_WHAT IS ASKED:_
Reproduce all entries precisely as they are written.

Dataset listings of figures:
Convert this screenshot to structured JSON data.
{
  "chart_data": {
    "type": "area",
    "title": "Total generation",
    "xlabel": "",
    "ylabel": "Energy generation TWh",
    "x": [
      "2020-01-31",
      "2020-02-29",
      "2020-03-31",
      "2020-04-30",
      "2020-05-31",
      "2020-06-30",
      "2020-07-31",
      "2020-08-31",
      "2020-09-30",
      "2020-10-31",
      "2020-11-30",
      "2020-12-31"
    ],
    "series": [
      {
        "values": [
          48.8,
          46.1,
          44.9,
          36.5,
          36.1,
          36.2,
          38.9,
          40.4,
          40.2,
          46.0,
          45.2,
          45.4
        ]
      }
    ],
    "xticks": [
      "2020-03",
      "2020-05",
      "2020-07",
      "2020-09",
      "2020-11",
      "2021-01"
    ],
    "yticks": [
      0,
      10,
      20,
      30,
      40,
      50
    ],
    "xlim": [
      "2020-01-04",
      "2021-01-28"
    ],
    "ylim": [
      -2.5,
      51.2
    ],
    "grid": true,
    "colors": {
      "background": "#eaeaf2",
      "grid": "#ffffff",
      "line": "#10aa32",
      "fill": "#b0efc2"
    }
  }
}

_ANSWER TO THE PROBLEM:_
Convert this screenshot to structured JSON data.
{
  "chart_data": {
    "type": "area",
    "title": "Total generation",
    "xlabel": "",
    "ylabel": "Energy generation TWh",
    "x": [
      "2020-01-31",
      "2020-02-29",
      "2020-03-31",
      "2020-04-30",
      "2020-05-31",
      "2020-06-30",
      "2020-07-31",
      "2020-08-31",
      "2020-09-30",
      "2020-10-31",
      "2020-11-30",
      "2020-12-31"
    ],
    "series": [
      {
        "values": [
          48.8,
          46.1,
          44.9,
          36.5,
          36.1,
          36.2,
          38.9,
          40.4,
          40.2,
          46.0,
          45.2,
          45.4
        ]
      }
    ],
    "xticks": [
      "2020-03",
      "2020-05",
      "2020-07",
      "2020-09",
      "2020-11",
      "2021-01"
    ],
    "yticks": [
      0,
      10,
      20,
      30,
      40,
      50
    ],
    "xlim": [
      "2020-01-04",
      "2021-01-28"
    ],
    "ylim": [
      -2.5,
      51.2
    ],
    "grid": true,
    "colors": {
      "background": "#eaeaf2",
      "grid": "#ffffff",
      "line": "#10aa32",
      "fill": "#b0efc2"
    }
  }
}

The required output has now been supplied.